Saved entries:
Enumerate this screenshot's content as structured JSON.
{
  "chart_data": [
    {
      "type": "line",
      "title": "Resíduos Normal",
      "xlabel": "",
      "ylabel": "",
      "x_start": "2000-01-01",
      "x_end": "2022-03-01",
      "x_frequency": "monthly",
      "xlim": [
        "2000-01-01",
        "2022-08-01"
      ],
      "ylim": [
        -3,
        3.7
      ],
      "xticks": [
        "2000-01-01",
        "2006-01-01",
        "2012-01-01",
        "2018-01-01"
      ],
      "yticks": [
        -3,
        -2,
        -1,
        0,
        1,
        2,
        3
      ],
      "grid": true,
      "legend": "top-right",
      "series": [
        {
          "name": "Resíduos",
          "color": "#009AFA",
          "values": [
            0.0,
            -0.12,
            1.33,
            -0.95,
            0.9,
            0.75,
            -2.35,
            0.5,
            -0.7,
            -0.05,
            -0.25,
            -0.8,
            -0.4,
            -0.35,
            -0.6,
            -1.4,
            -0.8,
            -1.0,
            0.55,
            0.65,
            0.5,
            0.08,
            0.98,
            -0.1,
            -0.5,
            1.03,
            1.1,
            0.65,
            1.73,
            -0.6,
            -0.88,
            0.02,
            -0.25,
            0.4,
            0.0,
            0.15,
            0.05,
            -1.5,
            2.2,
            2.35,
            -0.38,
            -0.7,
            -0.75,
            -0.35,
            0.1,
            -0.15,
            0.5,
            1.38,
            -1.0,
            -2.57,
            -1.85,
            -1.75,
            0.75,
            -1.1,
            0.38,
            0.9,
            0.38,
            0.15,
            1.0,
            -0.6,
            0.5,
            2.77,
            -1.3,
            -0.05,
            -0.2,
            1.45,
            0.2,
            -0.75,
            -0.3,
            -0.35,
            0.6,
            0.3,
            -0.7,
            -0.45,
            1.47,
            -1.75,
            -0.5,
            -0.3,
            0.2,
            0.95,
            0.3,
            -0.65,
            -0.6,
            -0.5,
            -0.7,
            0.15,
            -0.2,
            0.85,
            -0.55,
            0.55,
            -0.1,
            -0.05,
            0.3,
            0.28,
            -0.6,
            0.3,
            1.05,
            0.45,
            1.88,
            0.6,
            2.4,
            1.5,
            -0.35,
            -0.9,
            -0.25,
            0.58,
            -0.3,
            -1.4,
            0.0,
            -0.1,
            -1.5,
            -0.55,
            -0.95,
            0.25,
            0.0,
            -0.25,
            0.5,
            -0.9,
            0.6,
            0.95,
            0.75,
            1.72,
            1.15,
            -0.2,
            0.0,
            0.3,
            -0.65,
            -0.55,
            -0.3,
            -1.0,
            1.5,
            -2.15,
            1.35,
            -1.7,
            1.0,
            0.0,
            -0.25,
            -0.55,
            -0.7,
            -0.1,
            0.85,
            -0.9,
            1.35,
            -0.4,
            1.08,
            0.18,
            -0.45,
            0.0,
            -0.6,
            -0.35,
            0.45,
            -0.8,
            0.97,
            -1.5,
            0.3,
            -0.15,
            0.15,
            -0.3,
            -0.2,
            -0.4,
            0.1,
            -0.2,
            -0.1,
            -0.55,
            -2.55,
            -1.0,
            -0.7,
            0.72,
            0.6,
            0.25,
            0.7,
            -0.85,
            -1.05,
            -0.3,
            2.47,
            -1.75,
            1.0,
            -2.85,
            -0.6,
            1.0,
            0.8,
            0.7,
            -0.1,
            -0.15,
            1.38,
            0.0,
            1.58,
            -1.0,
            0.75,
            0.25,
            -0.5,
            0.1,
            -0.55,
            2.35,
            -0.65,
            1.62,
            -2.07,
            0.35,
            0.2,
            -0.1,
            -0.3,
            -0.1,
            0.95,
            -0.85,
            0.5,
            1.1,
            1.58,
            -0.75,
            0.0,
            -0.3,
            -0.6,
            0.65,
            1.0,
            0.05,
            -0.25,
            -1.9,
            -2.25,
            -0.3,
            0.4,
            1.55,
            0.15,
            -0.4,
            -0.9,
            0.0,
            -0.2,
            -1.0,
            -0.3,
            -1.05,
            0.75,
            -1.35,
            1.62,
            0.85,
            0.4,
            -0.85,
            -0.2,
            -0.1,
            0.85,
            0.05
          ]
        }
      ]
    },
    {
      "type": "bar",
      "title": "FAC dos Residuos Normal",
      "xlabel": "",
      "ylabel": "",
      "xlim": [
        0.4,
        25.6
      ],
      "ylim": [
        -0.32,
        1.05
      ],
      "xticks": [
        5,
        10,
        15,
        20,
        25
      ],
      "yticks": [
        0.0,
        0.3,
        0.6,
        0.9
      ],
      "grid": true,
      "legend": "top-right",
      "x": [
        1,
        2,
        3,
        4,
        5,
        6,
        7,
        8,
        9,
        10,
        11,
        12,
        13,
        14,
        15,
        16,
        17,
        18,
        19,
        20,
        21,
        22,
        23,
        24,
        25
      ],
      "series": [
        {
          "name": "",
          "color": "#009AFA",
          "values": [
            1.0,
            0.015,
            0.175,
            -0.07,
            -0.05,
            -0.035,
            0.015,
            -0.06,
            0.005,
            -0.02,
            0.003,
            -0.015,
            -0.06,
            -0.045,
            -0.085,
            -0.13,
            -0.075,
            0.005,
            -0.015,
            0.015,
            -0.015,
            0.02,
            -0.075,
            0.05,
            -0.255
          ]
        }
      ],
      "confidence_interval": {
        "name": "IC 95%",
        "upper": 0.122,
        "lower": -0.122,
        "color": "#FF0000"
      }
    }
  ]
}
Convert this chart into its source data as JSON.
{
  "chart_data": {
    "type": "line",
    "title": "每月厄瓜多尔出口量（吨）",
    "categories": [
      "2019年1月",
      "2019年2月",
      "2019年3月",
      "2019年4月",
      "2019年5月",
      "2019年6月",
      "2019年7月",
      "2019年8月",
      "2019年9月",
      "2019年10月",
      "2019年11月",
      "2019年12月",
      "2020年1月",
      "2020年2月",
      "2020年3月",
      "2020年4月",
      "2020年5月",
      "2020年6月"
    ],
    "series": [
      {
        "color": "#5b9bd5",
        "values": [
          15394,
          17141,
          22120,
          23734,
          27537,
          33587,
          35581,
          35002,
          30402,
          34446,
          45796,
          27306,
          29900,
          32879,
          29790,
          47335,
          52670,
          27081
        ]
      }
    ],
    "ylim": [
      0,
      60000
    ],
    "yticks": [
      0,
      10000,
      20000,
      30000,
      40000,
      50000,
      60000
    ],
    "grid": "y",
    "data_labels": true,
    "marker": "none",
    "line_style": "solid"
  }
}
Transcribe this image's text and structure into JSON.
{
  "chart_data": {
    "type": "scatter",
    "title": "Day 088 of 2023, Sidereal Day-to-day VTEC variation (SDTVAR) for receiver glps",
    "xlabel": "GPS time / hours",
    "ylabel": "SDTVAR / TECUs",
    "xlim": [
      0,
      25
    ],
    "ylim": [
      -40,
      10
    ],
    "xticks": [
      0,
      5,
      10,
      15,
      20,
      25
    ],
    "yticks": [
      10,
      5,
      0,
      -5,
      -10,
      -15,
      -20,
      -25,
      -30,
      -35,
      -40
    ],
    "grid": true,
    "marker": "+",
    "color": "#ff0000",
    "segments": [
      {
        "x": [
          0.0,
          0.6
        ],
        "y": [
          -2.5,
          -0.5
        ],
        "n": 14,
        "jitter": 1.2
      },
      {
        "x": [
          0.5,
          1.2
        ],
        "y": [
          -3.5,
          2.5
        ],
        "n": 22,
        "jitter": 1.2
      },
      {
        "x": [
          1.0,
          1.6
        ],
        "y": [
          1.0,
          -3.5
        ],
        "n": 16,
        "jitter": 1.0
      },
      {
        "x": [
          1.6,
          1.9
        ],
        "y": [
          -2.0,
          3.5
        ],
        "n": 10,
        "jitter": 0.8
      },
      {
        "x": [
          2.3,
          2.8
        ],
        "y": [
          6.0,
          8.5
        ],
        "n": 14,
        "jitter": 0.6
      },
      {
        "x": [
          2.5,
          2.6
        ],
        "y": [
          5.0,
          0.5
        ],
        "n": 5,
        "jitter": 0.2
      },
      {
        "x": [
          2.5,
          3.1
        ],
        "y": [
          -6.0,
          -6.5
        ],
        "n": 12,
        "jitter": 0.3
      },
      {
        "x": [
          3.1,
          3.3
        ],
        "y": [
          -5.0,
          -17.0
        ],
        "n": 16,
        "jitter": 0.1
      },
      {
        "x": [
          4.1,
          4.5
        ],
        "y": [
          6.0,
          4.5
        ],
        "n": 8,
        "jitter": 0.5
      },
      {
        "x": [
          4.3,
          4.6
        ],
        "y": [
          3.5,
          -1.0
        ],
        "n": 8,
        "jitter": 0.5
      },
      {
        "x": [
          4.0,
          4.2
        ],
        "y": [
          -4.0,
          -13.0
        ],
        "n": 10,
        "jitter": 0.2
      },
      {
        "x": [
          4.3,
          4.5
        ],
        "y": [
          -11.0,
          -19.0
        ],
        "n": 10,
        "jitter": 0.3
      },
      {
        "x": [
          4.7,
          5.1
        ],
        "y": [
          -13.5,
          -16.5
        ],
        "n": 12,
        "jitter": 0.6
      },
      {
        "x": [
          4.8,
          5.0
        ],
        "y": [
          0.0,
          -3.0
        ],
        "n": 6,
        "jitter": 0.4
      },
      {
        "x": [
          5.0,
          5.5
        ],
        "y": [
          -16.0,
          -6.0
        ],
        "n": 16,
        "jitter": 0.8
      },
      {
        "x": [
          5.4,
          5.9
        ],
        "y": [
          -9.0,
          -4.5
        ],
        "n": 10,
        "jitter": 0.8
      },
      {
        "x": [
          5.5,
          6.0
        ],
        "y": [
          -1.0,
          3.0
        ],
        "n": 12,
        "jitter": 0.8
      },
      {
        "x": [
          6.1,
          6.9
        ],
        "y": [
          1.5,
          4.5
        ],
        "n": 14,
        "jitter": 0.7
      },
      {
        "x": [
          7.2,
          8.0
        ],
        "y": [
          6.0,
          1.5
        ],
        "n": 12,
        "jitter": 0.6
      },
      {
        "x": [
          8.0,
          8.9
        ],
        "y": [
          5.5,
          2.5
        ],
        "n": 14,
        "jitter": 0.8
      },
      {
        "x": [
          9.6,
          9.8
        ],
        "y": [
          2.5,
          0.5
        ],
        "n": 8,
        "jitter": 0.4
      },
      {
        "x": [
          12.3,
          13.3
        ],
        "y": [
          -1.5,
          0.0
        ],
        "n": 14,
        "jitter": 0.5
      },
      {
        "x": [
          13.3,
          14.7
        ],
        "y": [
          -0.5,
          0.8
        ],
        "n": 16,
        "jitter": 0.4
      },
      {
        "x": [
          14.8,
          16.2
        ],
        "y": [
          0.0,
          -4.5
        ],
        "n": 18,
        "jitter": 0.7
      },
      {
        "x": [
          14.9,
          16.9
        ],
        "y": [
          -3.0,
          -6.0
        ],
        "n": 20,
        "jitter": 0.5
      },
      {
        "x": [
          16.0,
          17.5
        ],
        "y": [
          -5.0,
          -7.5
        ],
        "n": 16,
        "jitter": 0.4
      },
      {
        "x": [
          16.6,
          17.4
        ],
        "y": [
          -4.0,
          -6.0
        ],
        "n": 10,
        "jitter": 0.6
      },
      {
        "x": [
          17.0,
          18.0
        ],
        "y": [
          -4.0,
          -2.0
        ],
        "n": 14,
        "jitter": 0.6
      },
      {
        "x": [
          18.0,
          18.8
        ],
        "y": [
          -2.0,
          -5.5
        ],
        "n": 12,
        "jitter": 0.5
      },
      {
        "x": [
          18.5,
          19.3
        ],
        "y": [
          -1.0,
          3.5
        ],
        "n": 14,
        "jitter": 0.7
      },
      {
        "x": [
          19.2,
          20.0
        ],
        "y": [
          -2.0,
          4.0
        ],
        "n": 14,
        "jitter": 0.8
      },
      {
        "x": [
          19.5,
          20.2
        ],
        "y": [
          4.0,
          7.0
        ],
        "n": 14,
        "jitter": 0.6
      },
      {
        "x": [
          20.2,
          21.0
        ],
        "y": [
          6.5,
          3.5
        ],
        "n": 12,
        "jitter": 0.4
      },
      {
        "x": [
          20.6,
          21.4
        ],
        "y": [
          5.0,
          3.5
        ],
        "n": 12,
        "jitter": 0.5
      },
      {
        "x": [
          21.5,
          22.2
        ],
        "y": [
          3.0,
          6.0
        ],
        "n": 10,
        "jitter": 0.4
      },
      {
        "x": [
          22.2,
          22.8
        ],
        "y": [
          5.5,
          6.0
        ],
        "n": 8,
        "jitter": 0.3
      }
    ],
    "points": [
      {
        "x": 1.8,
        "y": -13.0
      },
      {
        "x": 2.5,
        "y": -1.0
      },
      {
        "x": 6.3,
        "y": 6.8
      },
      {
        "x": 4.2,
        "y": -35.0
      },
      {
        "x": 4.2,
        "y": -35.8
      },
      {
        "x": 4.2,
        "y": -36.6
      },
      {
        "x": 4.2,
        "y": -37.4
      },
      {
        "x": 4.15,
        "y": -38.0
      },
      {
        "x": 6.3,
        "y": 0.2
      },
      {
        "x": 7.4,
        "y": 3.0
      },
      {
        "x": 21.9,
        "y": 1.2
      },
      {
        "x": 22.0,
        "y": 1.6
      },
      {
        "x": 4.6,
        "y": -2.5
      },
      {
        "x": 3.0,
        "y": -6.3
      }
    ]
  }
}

__Brief__
Go through the listing above and list every line that has the word "Normal".

__Response__
      "title": "Resíduos Normal",
      "title": "FAC dos Residuos Normal",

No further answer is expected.